[Directive]
Review the material line by line. Identify and copy every line that contains the string "xlabel".

╔══

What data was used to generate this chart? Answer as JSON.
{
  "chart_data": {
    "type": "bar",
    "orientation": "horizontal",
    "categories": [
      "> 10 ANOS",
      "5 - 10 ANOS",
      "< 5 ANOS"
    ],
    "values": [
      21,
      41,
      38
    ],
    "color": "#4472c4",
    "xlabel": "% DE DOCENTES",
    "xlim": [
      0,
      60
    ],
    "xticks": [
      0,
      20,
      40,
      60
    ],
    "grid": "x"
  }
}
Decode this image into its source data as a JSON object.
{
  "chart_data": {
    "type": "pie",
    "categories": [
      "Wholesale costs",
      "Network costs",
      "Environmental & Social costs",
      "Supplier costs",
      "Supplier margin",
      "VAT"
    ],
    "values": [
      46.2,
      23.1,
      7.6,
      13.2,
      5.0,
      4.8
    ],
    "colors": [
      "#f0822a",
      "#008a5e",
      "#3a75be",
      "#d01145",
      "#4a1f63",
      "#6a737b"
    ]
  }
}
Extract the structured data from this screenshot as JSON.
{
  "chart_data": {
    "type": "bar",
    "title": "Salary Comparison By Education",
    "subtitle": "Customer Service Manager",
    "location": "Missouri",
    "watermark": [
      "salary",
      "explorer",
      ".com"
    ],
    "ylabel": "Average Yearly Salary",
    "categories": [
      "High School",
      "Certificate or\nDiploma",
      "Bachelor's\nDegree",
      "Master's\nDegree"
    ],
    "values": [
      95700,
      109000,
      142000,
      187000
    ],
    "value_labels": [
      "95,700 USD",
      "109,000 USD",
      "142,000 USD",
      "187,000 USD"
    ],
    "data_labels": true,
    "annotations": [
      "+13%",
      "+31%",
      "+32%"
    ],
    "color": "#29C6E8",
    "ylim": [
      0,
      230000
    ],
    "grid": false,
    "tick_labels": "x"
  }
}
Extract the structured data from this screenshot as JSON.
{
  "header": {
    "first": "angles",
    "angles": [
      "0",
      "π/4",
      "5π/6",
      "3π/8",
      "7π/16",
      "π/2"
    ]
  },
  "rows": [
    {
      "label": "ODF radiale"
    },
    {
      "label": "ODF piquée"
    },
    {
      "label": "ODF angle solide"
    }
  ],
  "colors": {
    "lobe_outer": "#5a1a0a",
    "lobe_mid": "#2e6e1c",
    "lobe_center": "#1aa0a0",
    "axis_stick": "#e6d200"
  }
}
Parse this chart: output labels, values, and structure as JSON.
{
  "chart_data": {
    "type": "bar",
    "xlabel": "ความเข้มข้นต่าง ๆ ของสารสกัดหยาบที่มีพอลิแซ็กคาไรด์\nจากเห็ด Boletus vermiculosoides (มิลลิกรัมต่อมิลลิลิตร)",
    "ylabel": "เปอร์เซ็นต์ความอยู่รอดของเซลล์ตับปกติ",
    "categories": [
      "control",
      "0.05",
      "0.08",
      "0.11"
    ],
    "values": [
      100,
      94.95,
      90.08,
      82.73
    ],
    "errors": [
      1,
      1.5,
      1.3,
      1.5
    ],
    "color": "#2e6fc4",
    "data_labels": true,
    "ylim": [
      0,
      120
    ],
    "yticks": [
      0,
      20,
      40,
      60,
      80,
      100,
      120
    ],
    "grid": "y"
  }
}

╚══

[Answer to the exercise]
    "xlabel": "% DE DOCENTES",
    "xlabel": "ความเข้มข้นต่าง ๆ ของสารสกัดหยาบที่มีพอลิแซ็กคาไรด์\nจากเห็ด Boletus vermiculosoides (มิลลิกรัมต่อมิลลิลิตร)",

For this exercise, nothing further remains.